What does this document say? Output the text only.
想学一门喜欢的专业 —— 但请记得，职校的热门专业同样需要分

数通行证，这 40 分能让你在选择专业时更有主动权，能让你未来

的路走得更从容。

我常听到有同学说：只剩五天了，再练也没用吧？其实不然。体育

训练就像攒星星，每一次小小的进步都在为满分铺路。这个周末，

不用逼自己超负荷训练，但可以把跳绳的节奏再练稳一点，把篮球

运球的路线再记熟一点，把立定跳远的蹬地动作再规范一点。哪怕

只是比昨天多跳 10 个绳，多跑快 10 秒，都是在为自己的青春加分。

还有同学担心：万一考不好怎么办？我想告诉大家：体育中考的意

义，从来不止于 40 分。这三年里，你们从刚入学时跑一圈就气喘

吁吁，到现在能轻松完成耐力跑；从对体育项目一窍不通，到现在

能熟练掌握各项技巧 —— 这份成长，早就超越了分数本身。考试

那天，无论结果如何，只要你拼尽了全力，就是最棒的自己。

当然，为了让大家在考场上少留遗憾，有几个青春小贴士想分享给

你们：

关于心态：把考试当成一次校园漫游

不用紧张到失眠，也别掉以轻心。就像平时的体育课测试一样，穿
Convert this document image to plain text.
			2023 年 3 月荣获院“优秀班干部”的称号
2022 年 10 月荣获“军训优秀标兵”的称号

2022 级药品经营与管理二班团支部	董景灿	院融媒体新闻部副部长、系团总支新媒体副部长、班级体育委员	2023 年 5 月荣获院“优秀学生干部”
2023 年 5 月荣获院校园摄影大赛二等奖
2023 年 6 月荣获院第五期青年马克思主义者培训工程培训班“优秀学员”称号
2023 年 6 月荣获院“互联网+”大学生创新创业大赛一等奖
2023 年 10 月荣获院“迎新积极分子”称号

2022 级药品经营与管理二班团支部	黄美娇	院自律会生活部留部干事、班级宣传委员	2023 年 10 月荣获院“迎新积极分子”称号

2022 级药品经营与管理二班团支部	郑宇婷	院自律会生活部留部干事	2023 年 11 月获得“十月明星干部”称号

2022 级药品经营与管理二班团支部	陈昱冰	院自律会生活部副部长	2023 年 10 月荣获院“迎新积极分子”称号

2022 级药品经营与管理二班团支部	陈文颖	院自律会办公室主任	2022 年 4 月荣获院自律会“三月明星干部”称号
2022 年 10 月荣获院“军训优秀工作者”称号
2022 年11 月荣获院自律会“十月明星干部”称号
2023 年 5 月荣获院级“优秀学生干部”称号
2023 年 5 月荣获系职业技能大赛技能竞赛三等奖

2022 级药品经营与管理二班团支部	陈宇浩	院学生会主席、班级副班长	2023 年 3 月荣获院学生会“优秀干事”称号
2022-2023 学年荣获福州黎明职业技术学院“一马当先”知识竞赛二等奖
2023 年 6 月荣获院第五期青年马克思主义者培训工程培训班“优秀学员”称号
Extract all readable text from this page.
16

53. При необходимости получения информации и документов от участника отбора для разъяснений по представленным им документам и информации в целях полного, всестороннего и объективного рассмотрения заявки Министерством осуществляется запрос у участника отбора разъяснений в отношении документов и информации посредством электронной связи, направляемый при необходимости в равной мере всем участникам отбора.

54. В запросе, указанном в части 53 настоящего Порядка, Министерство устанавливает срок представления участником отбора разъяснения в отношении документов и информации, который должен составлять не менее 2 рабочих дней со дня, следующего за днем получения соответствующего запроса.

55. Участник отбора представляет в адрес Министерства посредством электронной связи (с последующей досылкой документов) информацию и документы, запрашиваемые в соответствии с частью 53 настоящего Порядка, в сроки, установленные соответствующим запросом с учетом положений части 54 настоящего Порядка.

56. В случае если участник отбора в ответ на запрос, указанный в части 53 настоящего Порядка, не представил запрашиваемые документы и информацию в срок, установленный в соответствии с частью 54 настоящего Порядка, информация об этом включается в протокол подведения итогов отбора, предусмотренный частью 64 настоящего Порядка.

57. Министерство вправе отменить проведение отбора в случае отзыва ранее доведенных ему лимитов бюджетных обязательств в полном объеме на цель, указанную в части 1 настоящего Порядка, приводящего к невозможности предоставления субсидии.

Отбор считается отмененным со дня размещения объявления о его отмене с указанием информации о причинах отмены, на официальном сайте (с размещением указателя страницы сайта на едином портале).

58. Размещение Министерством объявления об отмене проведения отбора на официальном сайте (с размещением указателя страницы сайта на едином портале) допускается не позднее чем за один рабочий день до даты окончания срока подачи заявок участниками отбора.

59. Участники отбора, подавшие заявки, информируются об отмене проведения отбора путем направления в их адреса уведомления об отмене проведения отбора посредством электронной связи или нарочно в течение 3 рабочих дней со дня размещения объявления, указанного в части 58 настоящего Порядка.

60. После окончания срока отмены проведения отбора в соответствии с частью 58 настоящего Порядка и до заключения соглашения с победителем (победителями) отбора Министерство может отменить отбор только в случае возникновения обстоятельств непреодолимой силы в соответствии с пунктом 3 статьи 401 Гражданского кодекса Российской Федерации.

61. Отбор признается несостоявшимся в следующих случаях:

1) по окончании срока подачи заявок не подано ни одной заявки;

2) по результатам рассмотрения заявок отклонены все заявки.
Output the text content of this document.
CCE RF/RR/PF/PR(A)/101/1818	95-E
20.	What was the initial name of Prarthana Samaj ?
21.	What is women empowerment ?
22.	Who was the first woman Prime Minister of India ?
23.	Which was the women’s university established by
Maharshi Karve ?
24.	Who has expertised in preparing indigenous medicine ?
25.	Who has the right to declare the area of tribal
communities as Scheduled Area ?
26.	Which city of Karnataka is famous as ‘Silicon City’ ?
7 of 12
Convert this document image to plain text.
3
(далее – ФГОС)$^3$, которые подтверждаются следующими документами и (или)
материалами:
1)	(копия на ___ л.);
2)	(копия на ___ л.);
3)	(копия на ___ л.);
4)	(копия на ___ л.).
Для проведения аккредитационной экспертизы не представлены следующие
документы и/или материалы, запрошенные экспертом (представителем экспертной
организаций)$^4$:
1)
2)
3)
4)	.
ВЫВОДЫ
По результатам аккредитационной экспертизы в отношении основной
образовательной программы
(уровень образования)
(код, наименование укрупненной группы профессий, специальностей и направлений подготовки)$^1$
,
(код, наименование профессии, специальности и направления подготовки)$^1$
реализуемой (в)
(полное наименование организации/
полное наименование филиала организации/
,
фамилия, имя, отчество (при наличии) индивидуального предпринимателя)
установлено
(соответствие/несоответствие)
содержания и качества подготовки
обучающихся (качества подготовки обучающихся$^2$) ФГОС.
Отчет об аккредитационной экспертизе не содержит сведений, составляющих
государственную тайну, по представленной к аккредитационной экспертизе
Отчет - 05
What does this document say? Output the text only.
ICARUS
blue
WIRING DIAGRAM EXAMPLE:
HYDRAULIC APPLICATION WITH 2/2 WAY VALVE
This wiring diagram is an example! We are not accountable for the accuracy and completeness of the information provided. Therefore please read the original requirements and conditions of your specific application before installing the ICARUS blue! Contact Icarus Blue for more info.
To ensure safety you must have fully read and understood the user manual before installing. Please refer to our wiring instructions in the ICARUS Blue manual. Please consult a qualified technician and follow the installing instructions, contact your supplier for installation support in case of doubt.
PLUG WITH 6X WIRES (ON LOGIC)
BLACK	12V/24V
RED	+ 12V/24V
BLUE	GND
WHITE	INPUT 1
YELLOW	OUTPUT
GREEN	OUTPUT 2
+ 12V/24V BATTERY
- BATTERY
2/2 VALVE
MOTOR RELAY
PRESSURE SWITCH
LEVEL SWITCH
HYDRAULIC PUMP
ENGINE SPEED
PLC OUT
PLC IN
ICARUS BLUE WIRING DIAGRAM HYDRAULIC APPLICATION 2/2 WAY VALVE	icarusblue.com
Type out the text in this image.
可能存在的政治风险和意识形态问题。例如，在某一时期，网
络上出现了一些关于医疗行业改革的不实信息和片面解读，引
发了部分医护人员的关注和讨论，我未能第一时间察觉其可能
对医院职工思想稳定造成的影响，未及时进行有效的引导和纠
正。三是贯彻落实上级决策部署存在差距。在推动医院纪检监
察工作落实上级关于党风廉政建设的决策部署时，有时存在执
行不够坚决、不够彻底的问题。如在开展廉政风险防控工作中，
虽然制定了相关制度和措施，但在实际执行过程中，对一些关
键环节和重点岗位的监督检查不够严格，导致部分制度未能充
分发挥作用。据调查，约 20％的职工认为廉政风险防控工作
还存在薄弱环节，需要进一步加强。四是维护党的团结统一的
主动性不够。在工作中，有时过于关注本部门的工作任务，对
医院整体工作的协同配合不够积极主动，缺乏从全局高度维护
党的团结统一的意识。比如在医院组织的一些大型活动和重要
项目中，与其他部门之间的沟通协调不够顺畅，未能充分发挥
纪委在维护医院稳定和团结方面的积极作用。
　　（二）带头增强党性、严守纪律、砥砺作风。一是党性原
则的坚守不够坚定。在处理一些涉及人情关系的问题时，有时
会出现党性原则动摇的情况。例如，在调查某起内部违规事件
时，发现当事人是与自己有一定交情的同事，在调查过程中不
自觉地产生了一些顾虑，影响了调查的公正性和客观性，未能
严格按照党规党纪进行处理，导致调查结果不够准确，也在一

==================================================

*WHAT IS BEING ASKED*
In the entries above, find every line holding the word "before" and copy it out.

*SOLUTION TO THE PROBLEM*
This wiring diagram is an example! We are not accountable for the accuracy and completeness of the information provided. Therefore please read the original requirements and conditions of your specific application before installing the ICARUS blue! Contact Icarus Blue for more info.
To ensure safety you must have fully read and understood the user manual before installing. Please refer to our wiring instructions in the ICARUS Blue manual. Please consult a qualified technician and follow the installing instructions, contact your supplier for installation support in case of doubt.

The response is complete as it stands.